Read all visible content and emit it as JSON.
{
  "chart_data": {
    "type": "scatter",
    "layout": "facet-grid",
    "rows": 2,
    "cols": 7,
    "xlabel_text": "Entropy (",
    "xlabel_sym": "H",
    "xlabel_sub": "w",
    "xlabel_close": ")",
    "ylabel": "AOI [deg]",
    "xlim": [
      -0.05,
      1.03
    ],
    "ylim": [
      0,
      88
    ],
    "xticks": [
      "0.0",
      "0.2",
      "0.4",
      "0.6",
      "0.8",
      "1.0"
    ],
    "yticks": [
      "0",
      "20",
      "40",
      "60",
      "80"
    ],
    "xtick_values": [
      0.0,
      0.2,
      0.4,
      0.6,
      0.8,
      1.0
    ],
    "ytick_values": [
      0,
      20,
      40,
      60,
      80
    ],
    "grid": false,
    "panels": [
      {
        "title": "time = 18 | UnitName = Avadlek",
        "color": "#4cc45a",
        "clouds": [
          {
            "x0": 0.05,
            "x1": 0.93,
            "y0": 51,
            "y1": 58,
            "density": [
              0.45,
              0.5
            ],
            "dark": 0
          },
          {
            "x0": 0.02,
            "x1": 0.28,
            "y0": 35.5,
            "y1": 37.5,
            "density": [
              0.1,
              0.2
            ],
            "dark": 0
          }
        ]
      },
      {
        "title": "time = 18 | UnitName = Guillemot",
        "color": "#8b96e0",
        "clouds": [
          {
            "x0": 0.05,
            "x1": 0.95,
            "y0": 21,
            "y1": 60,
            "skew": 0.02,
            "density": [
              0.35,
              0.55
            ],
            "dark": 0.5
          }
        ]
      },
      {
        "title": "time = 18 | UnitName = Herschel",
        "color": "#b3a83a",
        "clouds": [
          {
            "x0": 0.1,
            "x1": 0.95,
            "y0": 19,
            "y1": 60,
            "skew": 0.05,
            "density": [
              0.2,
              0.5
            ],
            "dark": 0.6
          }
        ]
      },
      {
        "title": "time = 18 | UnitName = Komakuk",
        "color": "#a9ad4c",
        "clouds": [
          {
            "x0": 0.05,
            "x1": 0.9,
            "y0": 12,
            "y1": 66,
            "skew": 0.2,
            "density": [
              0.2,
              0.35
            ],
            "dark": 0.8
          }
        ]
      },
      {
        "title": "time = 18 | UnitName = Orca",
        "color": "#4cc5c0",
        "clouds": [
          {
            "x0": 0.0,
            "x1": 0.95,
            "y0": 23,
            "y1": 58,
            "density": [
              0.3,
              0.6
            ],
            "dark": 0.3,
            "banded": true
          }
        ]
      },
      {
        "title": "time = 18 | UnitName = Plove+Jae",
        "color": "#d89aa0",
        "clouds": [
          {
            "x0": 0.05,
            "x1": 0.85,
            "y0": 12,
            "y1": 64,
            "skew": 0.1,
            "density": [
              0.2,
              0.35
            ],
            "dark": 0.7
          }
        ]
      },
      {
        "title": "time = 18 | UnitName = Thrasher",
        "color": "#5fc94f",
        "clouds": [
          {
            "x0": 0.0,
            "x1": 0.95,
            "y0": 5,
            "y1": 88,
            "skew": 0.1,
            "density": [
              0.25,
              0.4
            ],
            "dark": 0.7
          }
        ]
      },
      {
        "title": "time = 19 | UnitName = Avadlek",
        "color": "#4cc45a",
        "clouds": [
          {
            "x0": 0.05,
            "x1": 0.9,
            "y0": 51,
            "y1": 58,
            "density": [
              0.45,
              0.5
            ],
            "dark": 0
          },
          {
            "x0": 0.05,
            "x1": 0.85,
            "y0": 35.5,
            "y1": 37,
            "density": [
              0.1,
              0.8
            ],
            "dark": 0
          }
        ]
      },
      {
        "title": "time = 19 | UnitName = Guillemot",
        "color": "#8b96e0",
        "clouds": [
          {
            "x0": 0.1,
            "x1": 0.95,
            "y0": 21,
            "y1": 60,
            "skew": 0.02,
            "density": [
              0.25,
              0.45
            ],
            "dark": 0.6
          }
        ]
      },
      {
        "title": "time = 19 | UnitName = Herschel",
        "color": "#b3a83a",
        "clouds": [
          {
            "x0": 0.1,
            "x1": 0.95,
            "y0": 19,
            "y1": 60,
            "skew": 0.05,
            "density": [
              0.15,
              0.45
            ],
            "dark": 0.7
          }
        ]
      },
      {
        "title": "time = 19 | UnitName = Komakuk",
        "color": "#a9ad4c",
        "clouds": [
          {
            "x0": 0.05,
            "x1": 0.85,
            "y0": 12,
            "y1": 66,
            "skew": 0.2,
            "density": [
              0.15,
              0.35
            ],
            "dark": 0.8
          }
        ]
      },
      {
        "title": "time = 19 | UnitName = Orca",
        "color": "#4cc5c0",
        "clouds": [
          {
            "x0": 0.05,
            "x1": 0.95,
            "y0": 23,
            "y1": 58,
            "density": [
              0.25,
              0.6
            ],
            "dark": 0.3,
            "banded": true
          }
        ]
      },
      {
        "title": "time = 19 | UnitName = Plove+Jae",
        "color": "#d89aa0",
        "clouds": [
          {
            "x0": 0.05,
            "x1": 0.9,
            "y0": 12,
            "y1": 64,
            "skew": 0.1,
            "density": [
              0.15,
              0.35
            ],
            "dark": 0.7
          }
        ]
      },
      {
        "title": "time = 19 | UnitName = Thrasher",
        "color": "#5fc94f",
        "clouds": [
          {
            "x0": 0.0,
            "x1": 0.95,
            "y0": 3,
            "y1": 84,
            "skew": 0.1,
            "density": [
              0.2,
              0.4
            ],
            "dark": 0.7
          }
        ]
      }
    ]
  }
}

::::::

## Problem to work on
Retype every record above exactly as it appears.

## Answer
Read all visible content and emit it as JSON.
{
  "chart_data": {
    "type": "scatter",
    "layout": "facet-grid",
    "rows": 2,
    "cols": 7,
    "xlabel_text": "Entropy (",
    "xlabel_sym": "H",
    "xlabel_sub": "w",
    "xlabel_close": ")",
    "ylabel": "AOI [deg]",
    "xlim": [
      -0.05,
      1.03
    ],
    "ylim": [
      0,
      88
    ],
    "xticks": [
      "0.0",
      "0.2",
      "0.4",
      "0.6",
      "0.8",
      "1.0"
    ],
    "yticks": [
      "0",
      "20",
      "40",
      "60",
      "80"
    ],
    "xtick_values": [
      0.0,
      0.2,
      0.4,
      0.6,
      0.8,
      1.0
    ],
    "ytick_values": [
      0,
      20,
      40,
      60,
      80
    ],
    "grid": false,
    "panels": [
      {
        "title": "time = 18 | UnitName = Avadlek",
        "color": "#4cc45a",
        "clouds": [
          {
            "x0": 0.05,
            "x1": 0.93,
            "y0": 51,
            "y1": 58,
            "density": [
              0.45,
              0.5
            ],
            "dark": 0
          },
          {
            "x0": 0.02,
            "x1": 0.28,
            "y0": 35.5,
            "y1": 37.5,
            "density": [
              0.1,
              0.2
            ],
            "dark": 0
          }
        ]
      },
      {
        "title": "time = 18 | UnitName = Guillemot",
        "color": "#8b96e0",
        "clouds": [
          {
            "x0": 0.05,
            "x1": 0.95,
            "y0": 21,
            "y1": 60,
            "skew": 0.02,
            "density": [
              0.35,
              0.55
            ],
            "dark": 0.5
          }
        ]
      },
      {
        "title": "time = 18 | UnitName = Herschel",
        "color": "#b3a83a",
        "clouds": [
          {
            "x0": 0.1,
            "x1": 0.95,
            "y0": 19,
            "y1": 60,
            "skew": 0.05,
            "density": [
              0.2,
              0.5
            ],
            "dark": 0.6
          }
        ]
      },
      {
        "title": "time = 18 | UnitName = Komakuk",
        "color": "#a9ad4c",
        "clouds": [
          {
            "x0": 0.05,
            "x1": 0.9,
            "y0": 12,
            "y1": 66,
            "skew": 0.2,
            "density": [
              0.2,
              0.35
            ],
            "dark": 0.8
          }
        ]
      },
      {
        "title": "time = 18 | UnitName = Orca",
        "color": "#4cc5c0",
        "clouds": [
          {
            "x0": 0.0,
            "x1": 0.95,
            "y0": 23,
            "y1": 58,
            "density": [
              0.3,
              0.6
            ],
            "dark": 0.3,
            "banded": true
          }
        ]
      },
      {
        "title": "time = 18 | UnitName = Plove+Jae",
        "color": "#d89aa0",
        "clouds": [
          {
            "x0": 0.05,
            "x1": 0.85,
            "y0": 12,
            "y1": 64,
            "skew": 0.1,
            "density": [
              0.2,
              0.35
            ],
            "dark": 0.7
          }
        ]
      },
      {
        "title": "time = 18 | UnitName = Thrasher",
        "color": "#5fc94f",
        "clouds": [
          {
            "x0": 0.0,
            "x1": 0.95,
            "y0": 5,
            "y1": 88,
            "skew": 0.1,
            "density": [
              0.25,
              0.4
            ],
            "dark": 0.7
          }
        ]
      },
      {
        "title": "time = 19 | UnitName = Avadlek",
        "color": "#4cc45a",
        "clouds": [
          {
            "x0": 0.05,
            "x1": 0.9,
            "y0": 51,
            "y1": 58,
            "density": [
              0.45,
              0.5
            ],
            "dark": 0
          },
          {
            "x0": 0.05,
            "x1": 0.85,
            "y0": 35.5,
            "y1": 37,
            "density": [
              0.1,
              0.8
            ],
            "dark": 0
          }
        ]
      },
      {
        "title": "time = 19 | UnitName = Guillemot",
        "color": "#8b96e0",
        "clouds": [
          {
            "x0": 0.1,
            "x1": 0.95,
            "y0": 21,
            "y1": 60,
            "skew": 0.02,
            "density": [
              0.25,
              0.45
            ],
            "dark": 0.6
          }
        ]
      },
      {
        "title": "time = 19 | UnitName = Herschel",
        "color": "#b3a83a",
        "clouds": [
          {
            "x0": 0.1,
            "x1": 0.95,
            "y0": 19,
            "y1": 60,
            "skew": 0.05,
            "density": [
              0.15,
              0.45
            ],
            "dark": 0.7
          }
        ]
      },
      {
        "title": "time = 19 | UnitName = Komakuk",
        "color": "#a9ad4c",
        "clouds": [
          {
            "x0": 0.05,
            "x1": 0.85,
            "y0": 12,
            "y1": 66,
            "skew": 0.2,
            "density": [
              0.15,
              0.35
            ],
            "dark": 0.8
          }
        ]
      },
      {
        "title": "time = 19 | UnitName = Orca",
        "color": "#4cc5c0",
        "clouds": [
          {
            "x0": 0.05,
            "x1": 0.95,
            "y0": 23,
            "y1": 58,
            "density": [
              0.25,
              0.6
            ],
            "dark": 0.3,
            "banded": true
          }
        ]
      },
      {
        "title": "time = 19 | UnitName = Plove+Jae",
        "color": "#d89aa0",
        "clouds": [
          {
            "x0": 0.05,
            "x1": 0.9,
            "y0": 12,
            "y1": 64,
            "skew": 0.1,
            "density": [
              0.15,
              0.35
            ],
            "dark": 0.7
          }
        ]
      },
      {
        "title": "time = 19 | UnitName = Thrasher",
        "color": "#5fc94f",
        "clouds": [
          {
            "x0": 0.0,
            "x1": 0.95,
            "y0": 3,
            "y1": 84,
            "skew": 0.1,
            "density": [
              0.2,
              0.4
            ],
            "dark": 0.7
          }
        ]
      }
    ]
  }
}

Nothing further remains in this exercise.